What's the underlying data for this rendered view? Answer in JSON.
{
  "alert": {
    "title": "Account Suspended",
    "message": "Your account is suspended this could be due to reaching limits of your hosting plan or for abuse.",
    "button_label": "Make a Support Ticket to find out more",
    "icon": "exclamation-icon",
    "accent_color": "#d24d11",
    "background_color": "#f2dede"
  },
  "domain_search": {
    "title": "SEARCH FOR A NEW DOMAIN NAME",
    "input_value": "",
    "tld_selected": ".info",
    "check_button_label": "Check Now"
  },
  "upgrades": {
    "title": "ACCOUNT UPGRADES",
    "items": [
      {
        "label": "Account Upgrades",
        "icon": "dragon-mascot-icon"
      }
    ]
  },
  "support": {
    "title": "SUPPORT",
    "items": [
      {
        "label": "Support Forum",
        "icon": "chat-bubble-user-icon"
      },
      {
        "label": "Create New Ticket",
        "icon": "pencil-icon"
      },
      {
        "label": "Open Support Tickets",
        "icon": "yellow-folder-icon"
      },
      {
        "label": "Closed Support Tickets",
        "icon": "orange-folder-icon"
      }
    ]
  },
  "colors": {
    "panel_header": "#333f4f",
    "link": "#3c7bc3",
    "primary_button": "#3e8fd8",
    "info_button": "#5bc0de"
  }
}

EXERCISE INSTRUCTIONS :: Write the entire listing out again, word for word.

RIGHT ANSWER ::
What's the underlying data for this rendered view? Answer in JSON.
{
  "alert": {
    "title": "Account Suspended",
    "message": "Your account is suspended this could be due to reaching limits of your hosting plan or for abuse.",
    "button_label": "Make a Support Ticket to find out more",
    "icon": "exclamation-icon",
    "accent_color": "#d24d11",
    "background_color": "#f2dede"
  },
  "domain_search": {
    "title": "SEARCH FOR A NEW DOMAIN NAME",
    "input_value": "",
    "tld_selected": ".info",
    "check_button_label": "Check Now"
  },
  "upgrades": {
    "title": "ACCOUNT UPGRADES",
    "items": [
      {
        "label": "Account Upgrades",
        "icon": "dragon-mascot-icon"
      }
    ]
  },
  "support": {
    "title": "SUPPORT",
    "items": [
      {
        "label": "Support Forum",
        "icon": "chat-bubble-user-icon"
      },
      {
        "label": "Create New Ticket",
        "icon": "pencil-icon"
      },
      {
        "label": "Open Support Tickets",
        "icon": "yellow-folder-icon"
      },
      {
        "label": "Closed Support Tickets",
        "icon": "orange-folder-icon"
      }
    ]
  },
  "colors": {
    "panel_header": "#333f4f",
    "link": "#3c7bc3",
    "primary_button": "#3e8fd8",
    "info_button": "#5bc0de"
  }
}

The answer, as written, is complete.